[begin Material for this task]

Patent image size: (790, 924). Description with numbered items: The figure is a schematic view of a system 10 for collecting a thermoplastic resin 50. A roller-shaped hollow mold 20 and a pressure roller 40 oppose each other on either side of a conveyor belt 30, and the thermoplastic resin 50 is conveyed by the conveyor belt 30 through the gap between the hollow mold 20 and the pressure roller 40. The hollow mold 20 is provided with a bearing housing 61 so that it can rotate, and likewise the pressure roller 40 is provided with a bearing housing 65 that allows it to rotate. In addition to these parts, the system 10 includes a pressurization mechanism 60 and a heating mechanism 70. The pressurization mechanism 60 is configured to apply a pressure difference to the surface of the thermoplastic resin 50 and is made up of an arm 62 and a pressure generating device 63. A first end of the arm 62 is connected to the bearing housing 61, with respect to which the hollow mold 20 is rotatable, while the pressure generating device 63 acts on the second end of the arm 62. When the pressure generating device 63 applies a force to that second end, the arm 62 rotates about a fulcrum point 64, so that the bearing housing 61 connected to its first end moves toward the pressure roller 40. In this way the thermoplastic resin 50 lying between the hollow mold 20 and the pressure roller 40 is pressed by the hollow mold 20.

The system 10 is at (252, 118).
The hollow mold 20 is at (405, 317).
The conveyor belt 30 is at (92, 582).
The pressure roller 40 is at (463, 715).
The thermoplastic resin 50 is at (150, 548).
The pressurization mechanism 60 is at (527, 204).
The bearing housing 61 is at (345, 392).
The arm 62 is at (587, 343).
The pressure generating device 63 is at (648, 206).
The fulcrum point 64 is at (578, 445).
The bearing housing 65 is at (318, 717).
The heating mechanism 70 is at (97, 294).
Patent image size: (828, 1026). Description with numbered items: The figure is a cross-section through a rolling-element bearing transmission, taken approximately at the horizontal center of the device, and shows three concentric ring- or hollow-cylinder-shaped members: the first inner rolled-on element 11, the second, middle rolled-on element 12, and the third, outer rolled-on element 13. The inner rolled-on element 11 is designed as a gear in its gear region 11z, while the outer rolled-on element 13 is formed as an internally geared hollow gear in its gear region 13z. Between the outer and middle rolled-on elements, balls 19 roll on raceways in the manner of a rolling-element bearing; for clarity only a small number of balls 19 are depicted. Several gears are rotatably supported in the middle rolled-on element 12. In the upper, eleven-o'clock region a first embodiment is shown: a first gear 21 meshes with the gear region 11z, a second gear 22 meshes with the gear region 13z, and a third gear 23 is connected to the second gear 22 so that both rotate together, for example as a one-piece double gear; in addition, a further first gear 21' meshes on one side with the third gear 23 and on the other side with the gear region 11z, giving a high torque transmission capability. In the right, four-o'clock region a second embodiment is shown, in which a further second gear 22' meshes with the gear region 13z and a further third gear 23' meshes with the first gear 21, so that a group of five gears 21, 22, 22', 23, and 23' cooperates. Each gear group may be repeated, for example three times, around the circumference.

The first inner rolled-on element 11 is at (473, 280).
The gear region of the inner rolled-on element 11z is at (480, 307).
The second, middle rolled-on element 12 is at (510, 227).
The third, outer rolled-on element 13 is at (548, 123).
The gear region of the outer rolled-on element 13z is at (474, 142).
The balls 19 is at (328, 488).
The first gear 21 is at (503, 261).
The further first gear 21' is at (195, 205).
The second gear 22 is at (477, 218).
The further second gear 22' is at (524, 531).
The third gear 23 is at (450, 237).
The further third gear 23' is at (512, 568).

[end Material for this task]

→ **What to do**
Find every line in the records above that contains the word "inner", matching case, and copy each of those lines.

→ **Solution to this problem**
Patent image size: (828, 1026). Description with numbered items: The figure is a cross-section through a rolling-element bearing transmission, taken approximately at the horizontal center of the device, and shows three concentric ring- or hollow-cylinder-shaped members: the first inner rolled-on element 11, the second, middle rolled-on element 12, and the third, outer rolled-on element 13. The inner rolled-on element 11 is designed as a gear in its gear region 11z, while the outer rolled-on element 13 is formed as an internally geared hollow gear in its gear region 13z. Between the outer and middle rolled-on elements, balls 19 roll on raceways in the manner of a rolling-element bearing; for clarity only a small number of balls 19 are depicted. Several gears are rotatably supported in the middle rolled-on element 12. In the upper, eleven-o'clock region a first embodiment is shown: a first gear 21 meshes with the gear region 11z, a second gear 22 meshes with the gear region 13z, and a third gear 23 is connected to the second gear 22 so that both rotate together, for example as a one-piece double gear; in addition, a further first gear 21' meshes on one side with the third gear 23 and on the other side with the gear region 11z, giving a high torque transmission capability. In the right, four-o'clock region a second embodiment is shown, in which a further second gear 22' meshes with the gear region 13z and a further third gear 23' meshes with the first gear 21, so that a group of five gears 21, 22, 22', 23, and 23' cooperates. Each gear group may be repeated, for example three times, around the circumference.
The first inner rolled-on element 11 is at (473, 280).
The gear region of the inner rolled-on element 11z is at (480, 307).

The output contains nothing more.